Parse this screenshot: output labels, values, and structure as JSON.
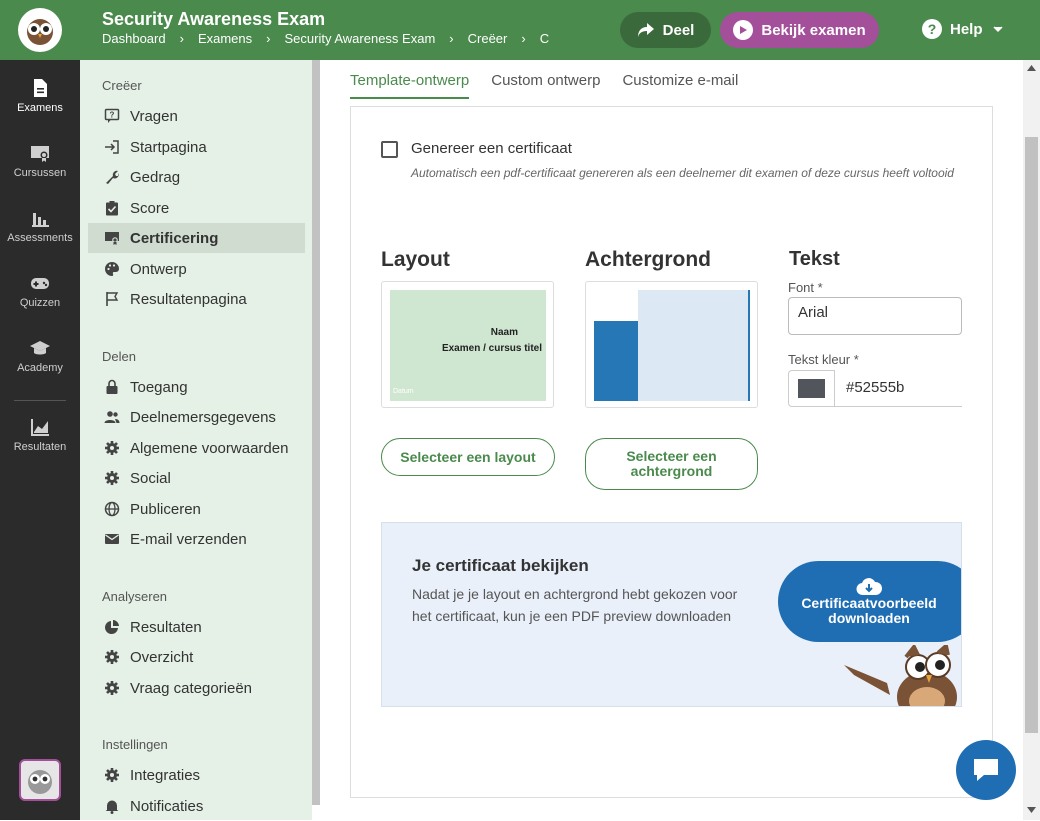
{
  "header": {
    "title": "Security Awareness Exam",
    "breadcrumbs": [
      "Dashboard",
      "Examens",
      "Security Awareness Exam",
      "Creëer",
      "C"
    ],
    "share_label": "Deel",
    "view_label": "Bekijk examen",
    "help_label": "Help"
  },
  "leftnav": {
    "items": [
      {
        "label": "Examens",
        "icon": "document-icon",
        "active": true
      },
      {
        "label": "Cursussen",
        "icon": "certificate-icon"
      },
      {
        "label": "Assessments",
        "icon": "bar-chart-icon"
      },
      {
        "label": "Quizzen",
        "icon": "gamepad-icon"
      },
      {
        "label": "Academy",
        "icon": "graduation-cap-icon"
      },
      {
        "label": "Resultaten",
        "icon": "line-chart-icon"
      }
    ]
  },
  "sidebar": {
    "sections": [
      {
        "title": "Creëer",
        "items": [
          "Vragen",
          "Startpagina",
          "Gedrag",
          "Score",
          "Certificering",
          "Ontwerp",
          "Resultatenpagina"
        ]
      },
      {
        "title": "Delen",
        "items": [
          "Toegang",
          "Deelnemersgegevens",
          "Algemene voorwaarden",
          "Social",
          "Publiceren",
          "E-mail verzenden"
        ]
      },
      {
        "title": "Analyseren",
        "items": [
          "Resultaten",
          "Overzicht",
          "Vraag categorieën"
        ]
      },
      {
        "title": "Instellingen",
        "items": [
          "Integraties",
          "Notificaties"
        ]
      }
    ],
    "active_item": "Certificering"
  },
  "tabs": [
    "Template-ontwerp",
    "Custom ontwerp",
    "Customize e-mail"
  ],
  "certificate": {
    "checkbox_label": "Genereer een certificaat",
    "checkbox_hint": "Automatisch een pdf-certificaat genereren als een deelnemer dit examen of deze cursus heeft voltooid",
    "checked": false
  },
  "layout": {
    "title": "Layout",
    "preview_name": "Naam",
    "preview_subtitle": "Examen / cursus titel",
    "preview_date": "Datum",
    "button": "Selecteer een layout"
  },
  "background": {
    "title": "Achtergrond",
    "button": "Selecteer een achtergrond"
  },
  "text": {
    "title": "Tekst",
    "font_label": "Font *",
    "font_value": "Arial",
    "color_label": "Tekst kleur *",
    "color_value": "#52555b"
  },
  "preview": {
    "title": "Je certificaat bekijken",
    "description": "Nadat je je layout en achtergrond hebt gekozen voor het certificaat, kun je een PDF preview downloaden",
    "button": "Certificaatvoorbeeld downloaden"
  },
  "colors": {
    "brand_green": "#4a8a4c",
    "purple": "#a34f9a",
    "blue": "#1f6db3",
    "text_color": "#52555b"
  }
}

- - - - - - -

TASK:
Work through the records above line by line and count those that hold the string "button". Give only the result.

ANSWER TO THIS TASK:
3